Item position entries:
-------

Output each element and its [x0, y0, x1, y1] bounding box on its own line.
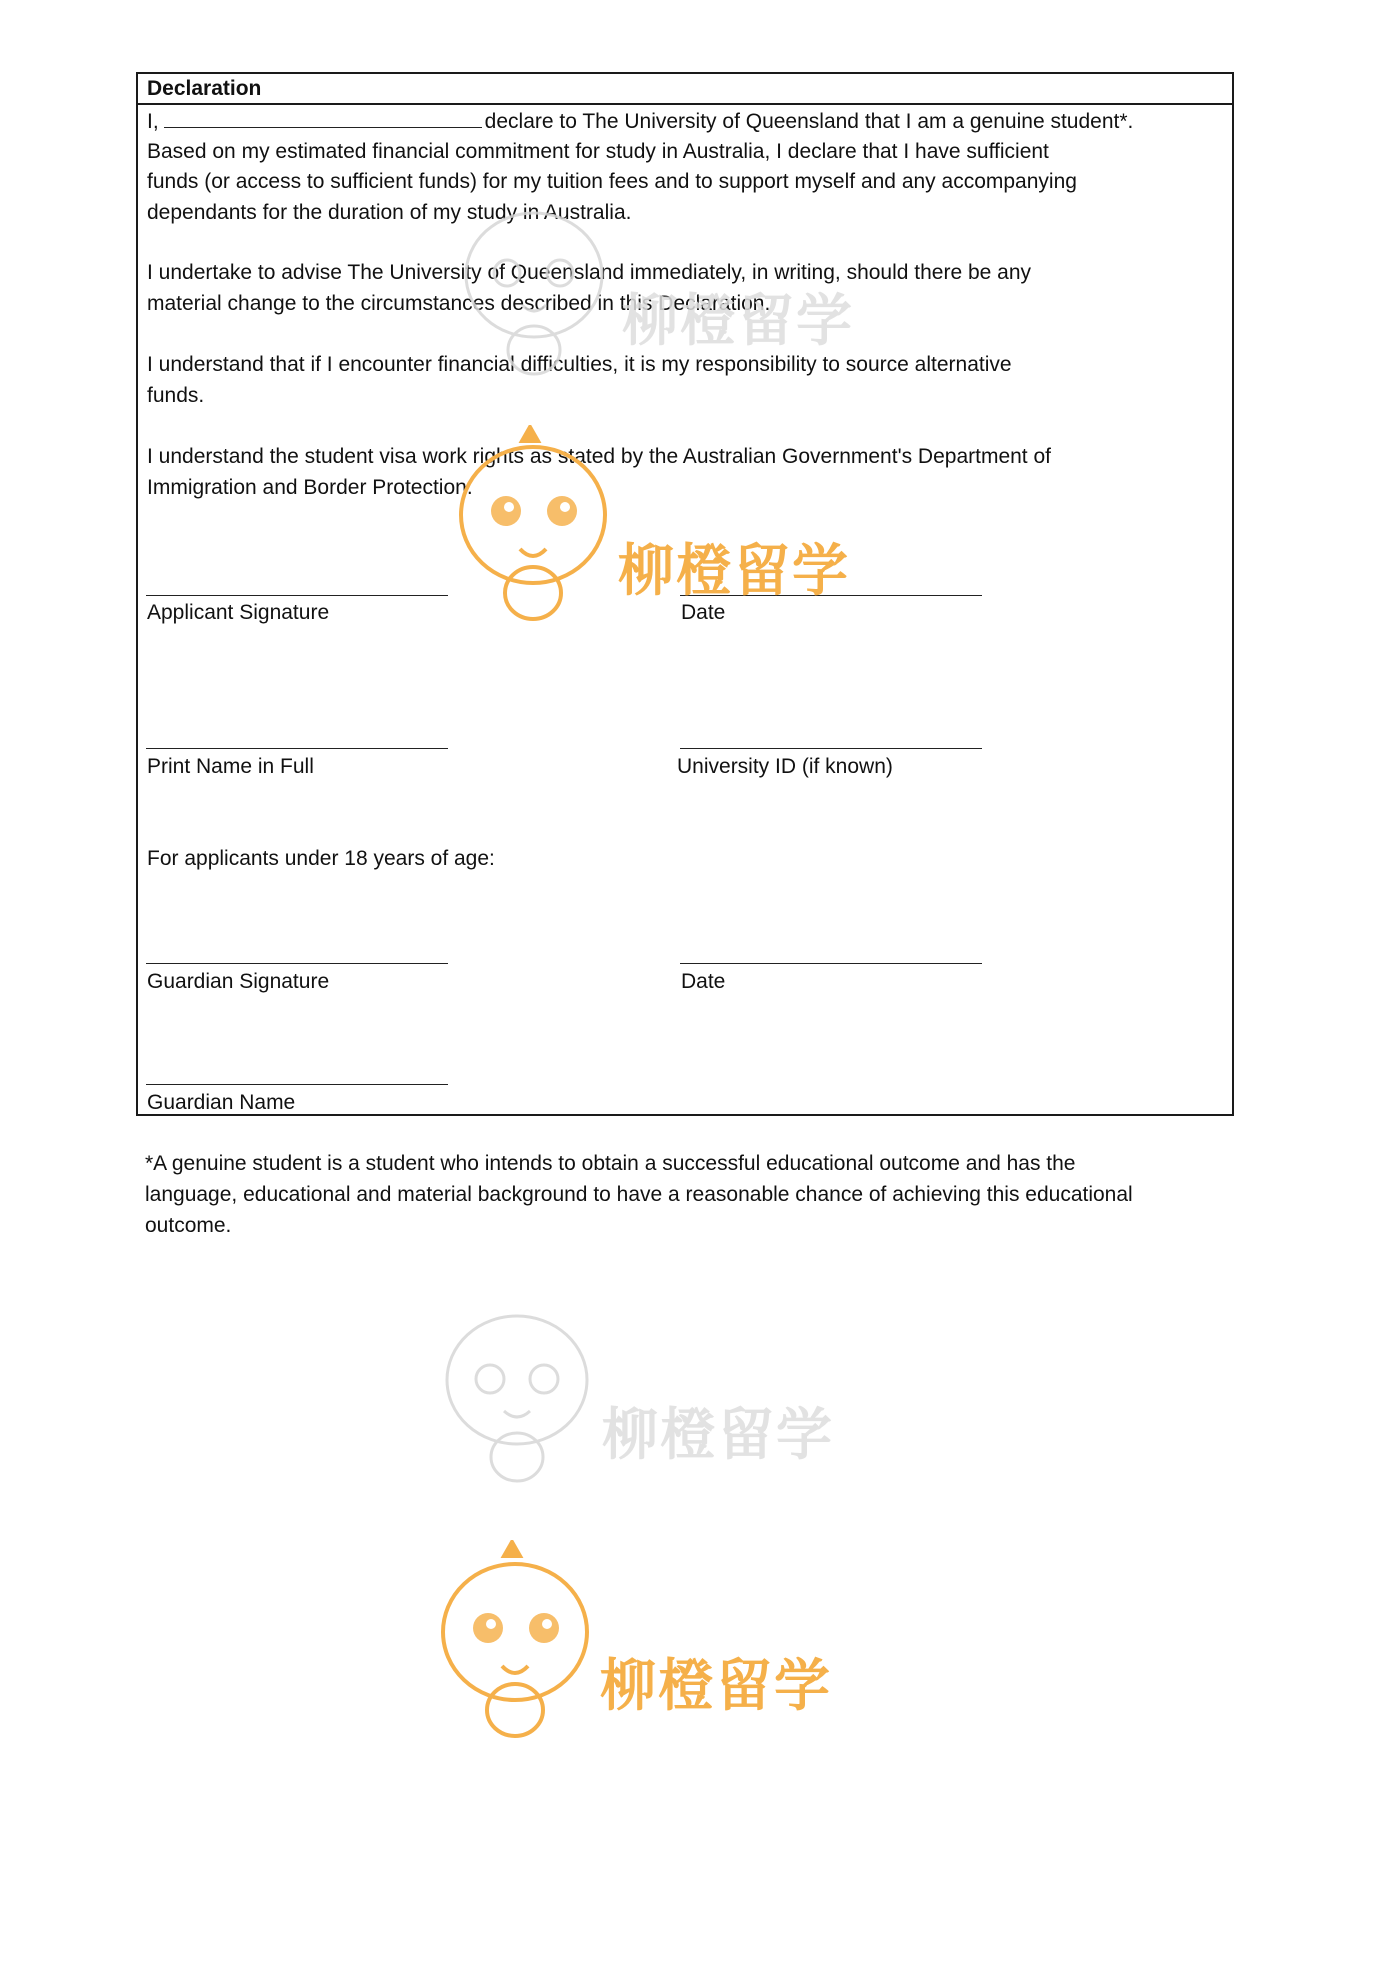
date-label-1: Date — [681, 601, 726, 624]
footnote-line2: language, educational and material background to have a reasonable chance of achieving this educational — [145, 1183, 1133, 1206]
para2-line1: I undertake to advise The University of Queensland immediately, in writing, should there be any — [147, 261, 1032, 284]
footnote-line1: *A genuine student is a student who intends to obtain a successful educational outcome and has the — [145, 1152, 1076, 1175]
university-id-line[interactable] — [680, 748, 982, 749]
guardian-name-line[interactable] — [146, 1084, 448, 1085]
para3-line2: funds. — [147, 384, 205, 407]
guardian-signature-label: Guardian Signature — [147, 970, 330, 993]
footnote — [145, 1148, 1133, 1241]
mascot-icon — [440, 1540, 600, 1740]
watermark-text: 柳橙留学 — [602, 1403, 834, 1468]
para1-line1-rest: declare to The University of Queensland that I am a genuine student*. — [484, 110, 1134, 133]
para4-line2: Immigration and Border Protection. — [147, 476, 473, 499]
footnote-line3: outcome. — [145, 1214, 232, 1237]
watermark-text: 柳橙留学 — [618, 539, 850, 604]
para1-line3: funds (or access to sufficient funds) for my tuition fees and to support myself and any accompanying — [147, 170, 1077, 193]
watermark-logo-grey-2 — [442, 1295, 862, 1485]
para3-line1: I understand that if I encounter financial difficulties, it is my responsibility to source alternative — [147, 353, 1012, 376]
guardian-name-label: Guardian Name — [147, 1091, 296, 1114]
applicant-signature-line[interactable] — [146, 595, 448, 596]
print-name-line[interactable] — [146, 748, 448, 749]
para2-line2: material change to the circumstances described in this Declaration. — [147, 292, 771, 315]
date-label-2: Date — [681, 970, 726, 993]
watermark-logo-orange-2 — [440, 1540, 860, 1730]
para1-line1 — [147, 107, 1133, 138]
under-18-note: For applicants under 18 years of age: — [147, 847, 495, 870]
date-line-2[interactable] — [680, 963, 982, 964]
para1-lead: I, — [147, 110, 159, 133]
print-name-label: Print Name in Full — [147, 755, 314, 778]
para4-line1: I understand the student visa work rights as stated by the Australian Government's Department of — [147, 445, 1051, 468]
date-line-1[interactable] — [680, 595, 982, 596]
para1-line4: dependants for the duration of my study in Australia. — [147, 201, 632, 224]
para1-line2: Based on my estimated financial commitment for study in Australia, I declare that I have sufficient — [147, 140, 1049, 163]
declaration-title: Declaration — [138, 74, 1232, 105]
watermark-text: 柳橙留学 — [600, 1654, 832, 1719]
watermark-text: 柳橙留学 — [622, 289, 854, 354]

-------

◆ Request ◆
State the number of lines in the records above that contain the string "label", treating uppercase and lowercase as different. Give only the number.

◆ The reply ◆
5